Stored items
************
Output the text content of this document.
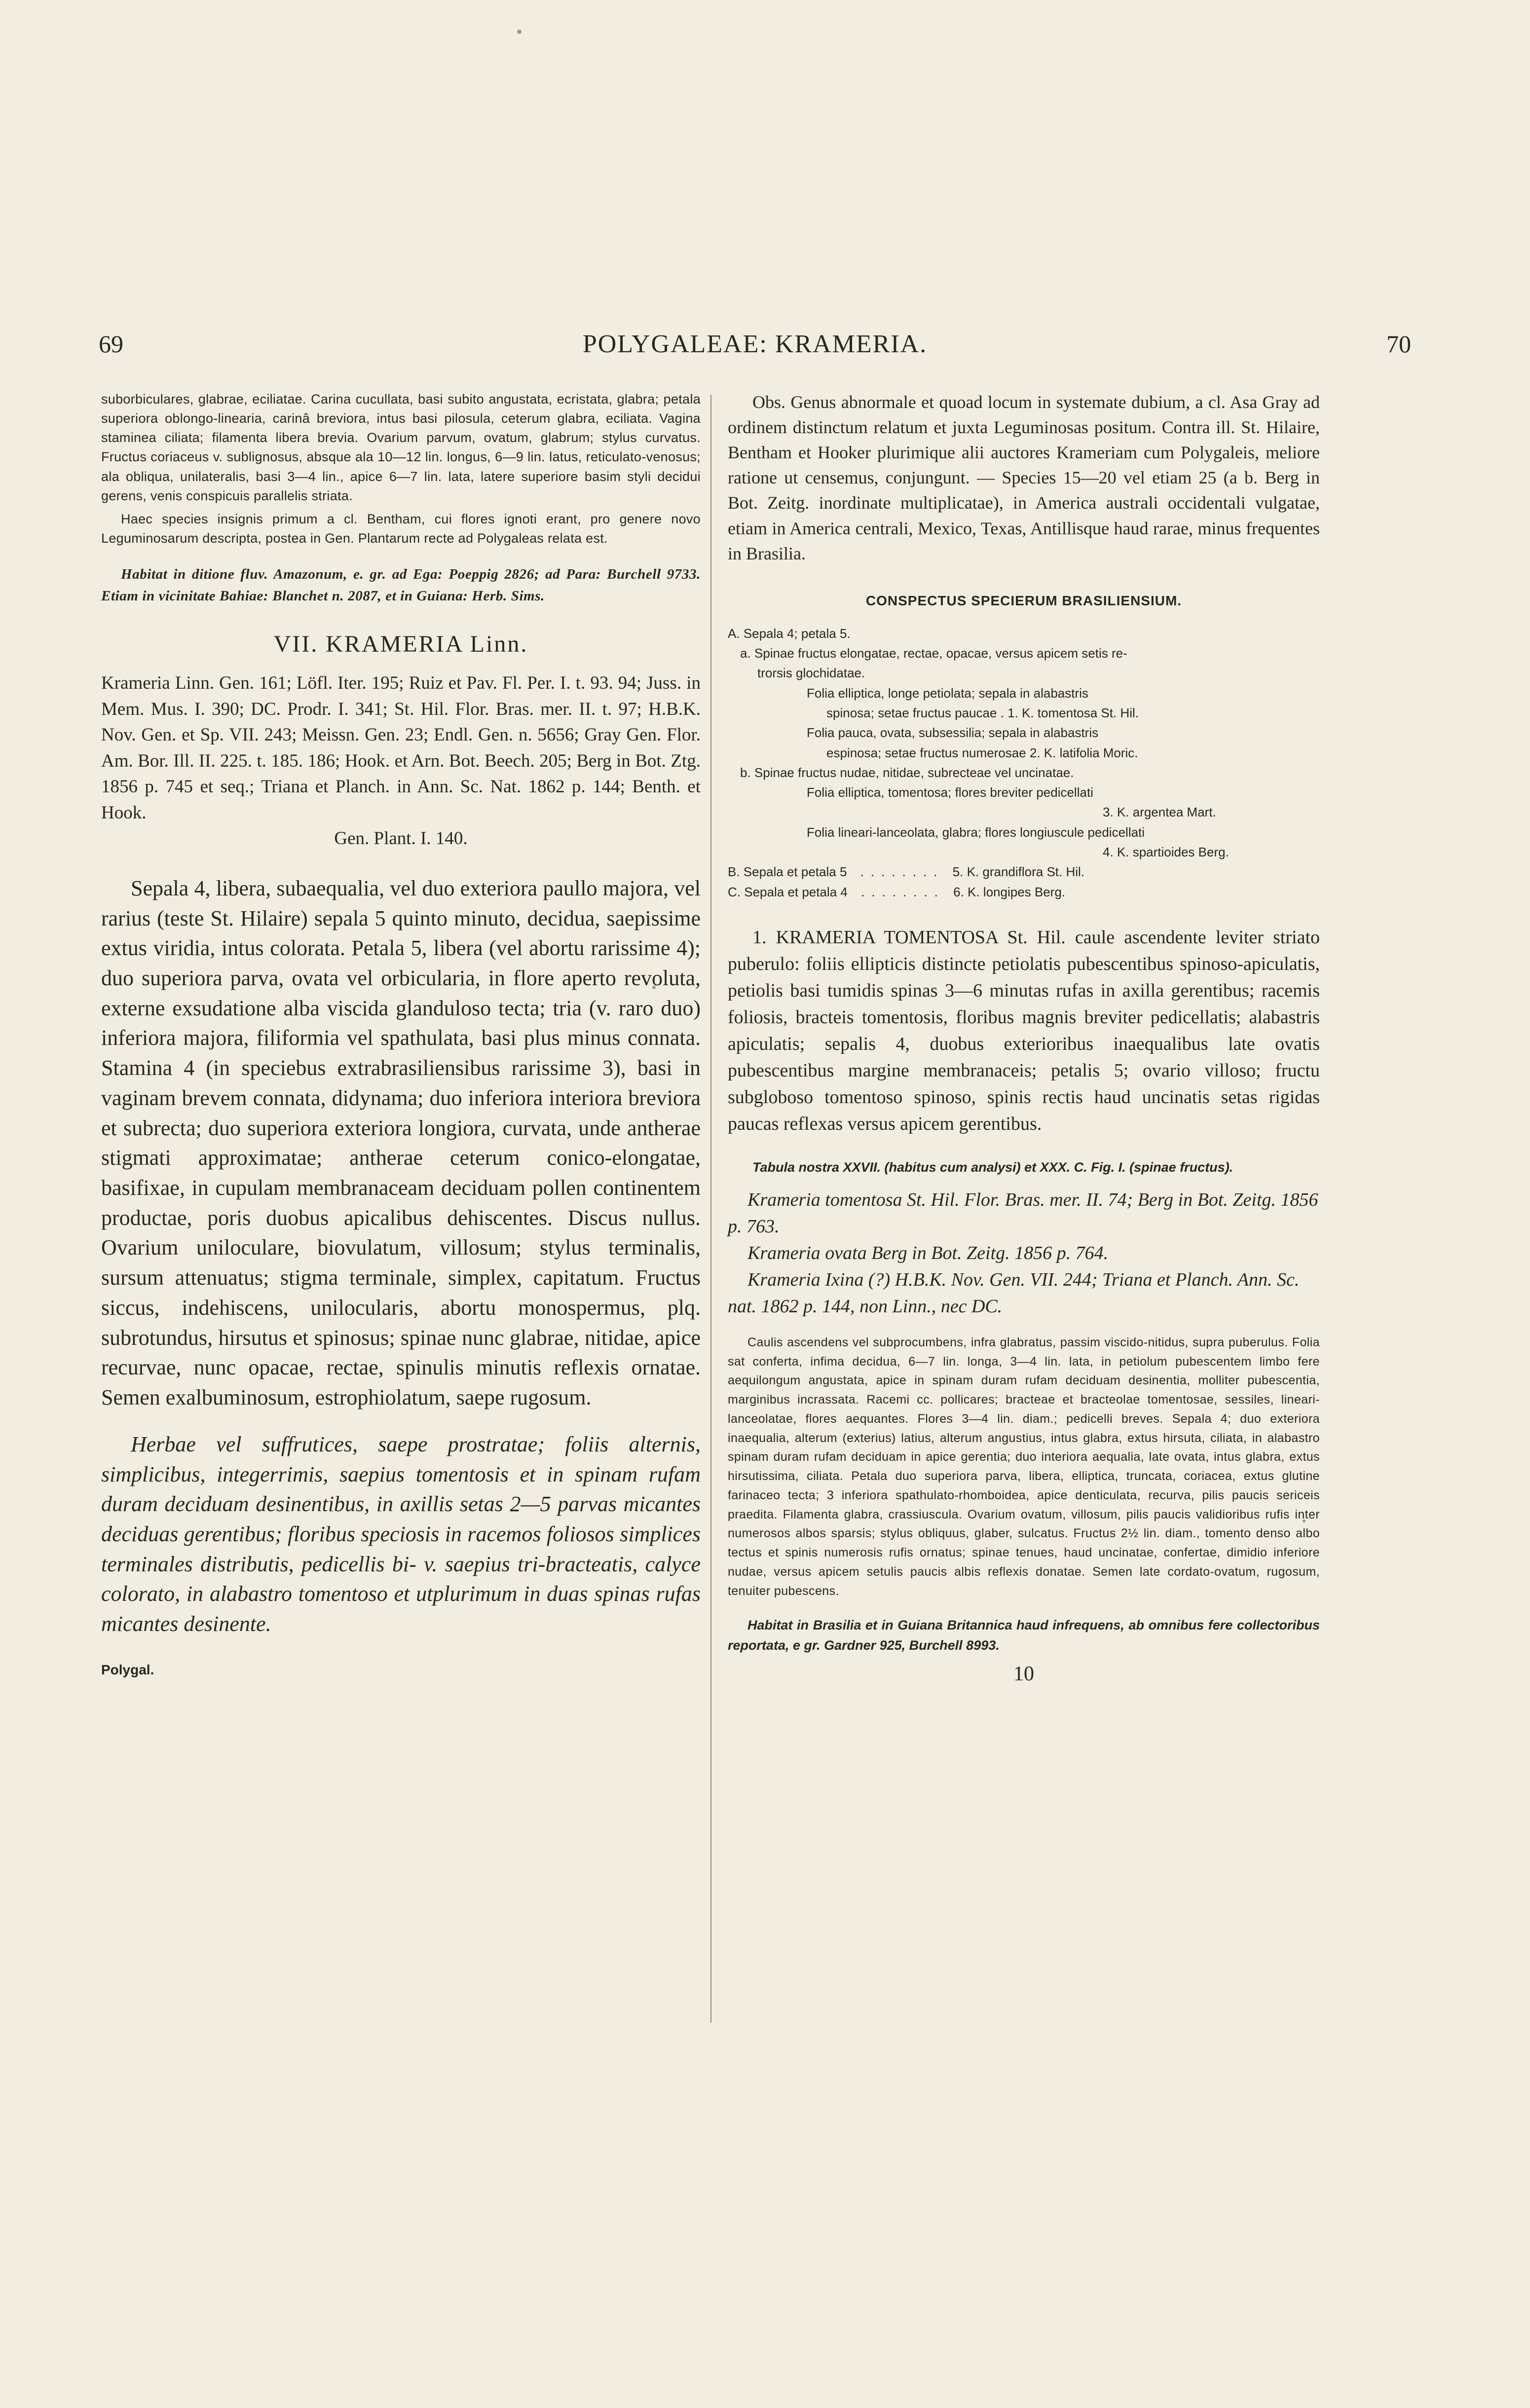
69	POLYGALEAE: KRAMERIA.	70

suborbiculares, glabrae, eciliatae. Carina cucullata, basi subito angustata, ecristata, glabra; petala superiora oblongo-linearia, carinâ breviora, intus basi pilosula, ceterum glabra, eciliata. Vagina staminea ciliata; filamenta libera brevia. Ovarium parvum, ovatum, glabrum; stylus curvatus. Fructus coriaceus v. sublignosus, absque ala 10—12 lin. longus, 6—9 lin. latus, reticulato-venosus; ala obliqua, unilateralis, basi 3—4 lin., apice 6—7 lin. lata, latere superiore basim styli decidui gerens, venis conspicuis parallelis striata.

Haec species insignis primum a cl. Bentham, cui flores ignoti erant, pro genere novo Leguminosarum descripta, postea in Gen. Plantarum recte ad Polygaleas relata est.

Habitat in ditione fluv. Amazonum, e. gr. ad Ega: Poeppig 2826; ad Para: Burchell 9733. Etiam in vicinitate Bahiae: Blanchet n. 2087, et in Guiana: Herb. Sims.
VII. KRAMERIA Linn.
Krameria Linn. Gen. 161; Löfl. Iter. 195; Ruiz et Pav. Fl. Per. I. t. 93. 94; Juss. in Mem. Mus. I. 390; DC. Prodr. I. 341; St. Hil. Flor. Bras. mer. II. t. 97; H.B.K. Nov. Gen. et Sp. VII. 243; Meissn. Gen. 23; Endl. Gen. n. 5656; Gray Gen. Flor. Am. Bor. Ill. II. 225. t. 185. 186; Hook. et Arn. Bot. Beech. 205; Berg in Bot. Ztg. 1856 p. 745 et seq.; Triana et Planch. in Ann. Sc. Nat. 1862 p. 144; Benth. et Hook.
Gen. Plant. I. 140.

Sepala 4, libera, subaequalia, vel duo exteriora paullo majora, vel rarius (teste St. Hilaire) sepala 5 quinto minuto, decidua, saepissime extus viridia, intus colorata. Petala 5, libera (vel abortu rarissime 4); duo superiora parva, ovata vel orbicularia, in flore aperto revoluta, externe exsudatione alba viscida glanduloso tecta; tria (v. raro duo) inferiora majora, filiformia vel spathulata, basi plus minus connata. Stamina 4 (in speciebus extrabrasiliensibus rarissime 3), basi in vaginam brevem connata, didynama; duo inferiora interiora breviora et subrecta; duo superiora exteriora longiora, curvata, unde antherae stigmati approximatae; antherae ceterum conico-elongatae, basifixae, in cupulam membranaceam deciduam pollen continentem productae, poris duobus apicalibus dehiscentes. Discus nullus. Ovarium uniloculare, biovulatum, villosum; stylus terminalis, sursum attenuatus; stigma terminale, simplex, capitatum. Fructus siccus, indehiscens, unilocularis, abortu monospermus, plq. subrotundus, hirsutus et spinosus; spinae nunc glabrae, nitidae, apice recurvae, nunc opacae, rectae, spinulis minutis reflexis ornatae. Semen exalbuminosum, estrophiolatum, saepe rugosum.

Herbae vel suffrutices, saepe prostratae; foliis alternis, simplicibus, integerrimis, saepius tomentosis et in spinam rufam duram deciduam desinentibus, in axillis setas 2—5 parvas micantes deciduas gerentibus; floribus speciosis in racemos foliosos simplices terminales distributis, pedicellis bi- v. saepius tri-bracteatis, calyce colorato, in alabastro tomentoso et utplurimum in duas spinas rufas micantes desinente.

Polygal.
Obs. Genus abnormale et quoad locum in systemate dubium, a cl. Asa Gray ad ordinem distinctum relatum et juxta Leguminosas positum. Contra ill. St. Hilaire, Bentham et Hooker plurimique alii auctores Krameriam cum Polygaleis, meliore ratione ut censemus, conjungunt. — Species 15—20 vel etiam 25 (a b. Berg in Bot. Zeitg. inordinate multiplicatae), in America australi occidentali vulgatae, etiam in America centrali, Mexico, Texas, Antillisque haud rarae, minus frequentes in Brasilia.
CONSPECTUS SPECIERUM BRASILIENSIUM.
A. Sepala 4; petala 5.
a. Spinae fructus elongatae, rectae, opacae, versus apicem setis re-
trorsis glochidatae.
Folia elliptica, longe petiolata; sepala in alabastris
spinosa; setae fructus paucae . 1. K. tomentosa St. Hil.
Folia pauca, ovata, subsessilia; sepala in alabastris
espinosa; setae fructus numerosae 2. K. latifolia Moric.
b. Spinae fructus nudae, nitidae, subrecteae vel uncinatae.
Folia elliptica, tomentosa; flores breviter pedicellati
3. K. argentea Mart.
Folia lineari-lanceolata, glabra; flores longiuscule pedicellati
4. K. spartioides Berg.
B. Sepala et petala 5 ........ 5. K. grandiflora St. Hil.
C. Sepala et petala 4 ........ 6. K. longipes Berg.
1. KRAMERIA TOMENTOSA St. Hil. caule ascendente leviter striato puberulo: foliis ellipticis distincte petiolatis pubescentibus spinoso-apiculatis, petiolis basi tumidis spinas 3—6 minutas rufas in axilla gerentibus; racemis foliosis, bracteis tomentosis, floribus magnis breviter pedicellatis; alabastris apiculatis; sepalis 4, duobus exterioribus inaequalibus late ovatis pubescentibus margine membranaceis; petalis 5; ovario villoso; fructu subgloboso tomentoso spinoso, spinis rectis haud uncinatis setas rigidas paucas reflexas versus apicem gerentibus.
Tabula nostra XXVII. (habitus cum analysi) et XXX. C. Fig. I. (spinae fructus).
Krameria tomentosa St. Hil. Flor. Bras. mer. II. 74; Berg in Bot. Zeitg. 1856 p. 763.
Krameria ovata Berg in Bot. Zeitg. 1856 p. 764.
Krameria Ixina (?) H.B.K. Nov. Gen. VII. 244; Triana et Planch. Ann. Sc. nat. 1862 p. 144, non Linn., nec DC.
Caulis ascendens vel subprocumbens, infra glabratus, passim viscido-nitidus, supra puberulus. Folia sat conferta, infima decidua, 6—7 lin. longa, 3—4 lin. lata, in petiolum pubescentem limbo fere aequilongum angustata, apice in spinam duram rufam deciduam desinentia, molliter pubescentia, marginibus incrassata. Racemi cc. pollicares; bracteae et bracteolae tomentosae, sessiles, lineari-lanceolatae, flores aequantes. Flores 3—4 lin. diam.; pedicelli breves. Sepala 4; duo exteriora inaequalia, alterum (exterius) latius, alterum angustius, intus glabra, extus hirsuta, ciliata, in alabastro spinam duram rufam deciduam in apice gerentia; duo interiora aequalia, late ovata, intus glabra, extus hirsutissima, ciliata. Petala duo superiora parva, libera, elliptica, truncata, coriacea, extus glutine farinaceo tecta; 3 inferiora spathulato-rhomboidea, apice denticulata, recurva, pilis paucis sericeis praedita. Filamenta glabra, crassiuscula. Ovarium ovatum, villosum, pilis paucis validioribus rufis inter numerosos albos sparsis; stylus obliquus, glaber, sulcatus. Fructus 2½ lin. diam., tomento denso albo tectus et spinis numerosis rufis ornatus; spinae tenues, haud uncinatae, confertae, dimidio inferiore nudae, versus apicem setulis paucis albis reflexis donatae. Semen late cordato-ovatum, rugosum, tenuiter pubescens.
Habitat in Brasilia et in Guiana Britannica haud infrequens, ab omnibus fere collectoribus reportata, e gr. Gardner 925, Burchell 8993.
10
************
## Goal of the exercise
Exclude the pictures. Write out the remaining data exactly.

## Exercise answer
Output the text content of this document.
69	POLYGALEAE: KRAMERIA.	70

suborbiculares, glabrae, eciliatae. Carina cucullata, basi subito angustata, ecristata, glabra; petala superiora oblongo-linearia, carinâ breviora, intus basi pilosula, ceterum glabra, eciliata. Vagina staminea ciliata; filamenta libera brevia. Ovarium parvum, ovatum, glabrum; stylus curvatus. Fructus coriaceus v. sublignosus, absque ala 10—12 lin. longus, 6—9 lin. latus, reticulato-venosus; ala obliqua, unilateralis, basi 3—4 lin., apice 6—7 lin. lata, latere superiore basim styli decidui gerens, venis conspicuis parallelis striata.

Haec species insignis primum a cl. Bentham, cui flores ignoti erant, pro genere novo Leguminosarum descripta, postea in Gen. Plantarum recte ad Polygaleas relata est.

Habitat in ditione fluv. Amazonum, e. gr. ad Ega: Poeppig 2826; ad Para: Burchell 9733. Etiam in vicinitate Bahiae: Blanchet n. 2087, et in Guiana: Herb. Sims.
VII. KRAMERIA Linn.
Krameria Linn. Gen. 161; Löfl. Iter. 195; Ruiz et Pav. Fl. Per. I. t. 93. 94; Juss. in Mem. Mus. I. 390; DC. Prodr. I. 341; St. Hil. Flor. Bras. mer. II. t. 97; H.B.K. Nov. Gen. et Sp. VII. 243; Meissn. Gen. 23; Endl. Gen. n. 5656; Gray Gen. Flor. Am. Bor. Ill. II. 225. t. 185. 186; Hook. et Arn. Bot. Beech. 205; Berg in Bot. Ztg. 1856 p. 745 et seq.; Triana et Planch. in Ann. Sc. Nat. 1862 p. 144; Benth. et Hook.
Gen. Plant. I. 140.

Sepala 4, libera, subaequalia, vel duo exteriora paullo majora, vel rarius (teste St. Hilaire) sepala 5 quinto minuto, decidua, saepissime extus viridia, intus colorata. Petala 5, libera (vel abortu rarissime 4); duo superiora parva, ovata vel orbicularia, in flore aperto revoluta, externe exsudatione alba viscida glanduloso tecta; tria (v. raro duo) inferiora majora, filiformia vel spathulata, basi plus minus connata. Stamina 4 (in speciebus extrabrasiliensibus rarissime 3), basi in vaginam brevem connata, didynama; duo inferiora interiora breviora et subrecta; duo superiora exteriora longiora, curvata, unde antherae stigmati approximatae; antherae ceterum conico-elongatae, basifixae, in cupulam membranaceam deciduam pollen continentem productae, poris duobus apicalibus dehiscentes. Discus nullus. Ovarium uniloculare, biovulatum, villosum; stylus terminalis, sursum attenuatus; stigma terminale, simplex, capitatum. Fructus siccus, indehiscens, unilocularis, abortu monospermus, plq. subrotundus, hirsutus et spinosus; spinae nunc glabrae, nitidae, apice recurvae, nunc opacae, rectae, spinulis minutis reflexis ornatae. Semen exalbuminosum, estrophiolatum, saepe rugosum.

Herbae vel suffrutices, saepe prostratae; foliis alternis, simplicibus, integerrimis, saepius tomentosis et in spinam rufam duram deciduam desinentibus, in axillis setas 2—5 parvas micantes deciduas gerentibus; floribus speciosis in racemos foliosos simplices terminales distributis, pedicellis bi- v. saepius tri-bracteatis, calyce colorato, in alabastro tomentoso et utplurimum in duas spinas rufas micantes desinente.

Polygal.
Obs. Genus abnormale et quoad locum in systemate dubium, a cl. Asa Gray ad ordinem distinctum relatum et juxta Leguminosas positum. Contra ill. St. Hilaire, Bentham et Hooker plurimique alii auctores Krameriam cum Polygaleis, meliore ratione ut censemus, conjungunt. — Species 15—20 vel etiam 25 (a b. Berg in Bot. Zeitg. inordinate multiplicatae), in America australi occidentali vulgatae, etiam in America centrali, Mexico, Texas, Antillisque haud rarae, minus frequentes in Brasilia.
CONSPECTUS SPECIERUM BRASILIENSIUM.
A. Sepala 4; petala 5.
a. Spinae fructus elongatae, rectae, opacae, versus apicem setis re-
trorsis glochidatae.
Folia elliptica, longe petiolata; sepala in alabastris
spinosa; setae fructus paucae . 1. K. tomentosa St. Hil.
Folia pauca, ovata, subsessilia; sepala in alabastris
espinosa; setae fructus numerosae 2. K. latifolia Moric.
b. Spinae fructus nudae, nitidae, subrecteae vel uncinatae.
Folia elliptica, tomentosa; flores breviter pedicellati
3. K. argentea Mart.
Folia lineari-lanceolata, glabra; flores longiuscule pedicellati
4. K. spartioides Berg.
B. Sepala et petala 5 ........ 5. K. grandiflora St. Hil.
C. Sepala et petala 4 ........ 6. K. longipes Berg.
1. KRAMERIA TOMENTOSA St. Hil. caule ascendente leviter striato puberulo: foliis ellipticis distincte petiolatis pubescentibus spinoso-apiculatis, petiolis basi tumidis spinas 3—6 minutas rufas in axilla gerentibus; racemis foliosis, bracteis tomentosis, floribus magnis breviter pedicellatis; alabastris apiculatis; sepalis 4, duobus exterioribus inaequalibus late ovatis pubescentibus margine membranaceis; petalis 5; ovario villoso; fructu subgloboso tomentoso spinoso, spinis rectis haud uncinatis setas rigidas paucas reflexas versus apicem gerentibus.
Tabula nostra XXVII. (habitus cum analysi) et XXX. C. Fig. I. (spinae fructus).
Krameria tomentosa St. Hil. Flor. Bras. mer. II. 74; Berg in Bot. Zeitg. 1856 p. 763.
Krameria ovata Berg in Bot. Zeitg. 1856 p. 764.
Krameria Ixina (?) H.B.K. Nov. Gen. VII. 244; Triana et Planch. Ann. Sc. nat. 1862 p. 144, non Linn., nec DC.
Caulis ascendens vel subprocumbens, infra glabratus, passim viscido-nitidus, supra puberulus. Folia sat conferta, infima decidua, 6—7 lin. longa, 3—4 lin. lata, in petiolum pubescentem limbo fere aequilongum angustata, apice in spinam duram rufam deciduam desinentia, molliter pubescentia, marginibus incrassata. Racemi cc. pollicares; bracteae et bracteolae tomentosae, sessiles, lineari-lanceolatae, flores aequantes. Flores 3—4 lin. diam.; pedicelli breves. Sepala 4; duo exteriora inaequalia, alterum (exterius) latius, alterum angustius, intus glabra, extus hirsuta, ciliata, in alabastro spinam duram rufam deciduam in apice gerentia; duo interiora aequalia, late ovata, intus glabra, extus hirsutissima, ciliata. Petala duo superiora parva, libera, elliptica, truncata, coriacea, extus glutine farinaceo tecta; 3 inferiora spathulato-rhomboidea, apice denticulata, recurva, pilis paucis sericeis praedita. Filamenta glabra, crassiuscula. Ovarium ovatum, villosum, pilis paucis validioribus rufis inter numerosos albos sparsis; stylus obliquus, glaber, sulcatus. Fructus 2½ lin. diam., tomento denso albo tectus et spinis numerosis rufis ornatus; spinae tenues, haud uncinatae, confertae, dimidio inferiore nudae, versus apicem setulis paucis albis reflexis donatae. Semen late cordato-ovatum, rugosum, tenuiter pubescens.
Habitat in Brasilia et in Guiana Britannica haud infrequens, ab omnibus fere collectoribus reportata, e gr. Gardner 925, Burchell 8993.
10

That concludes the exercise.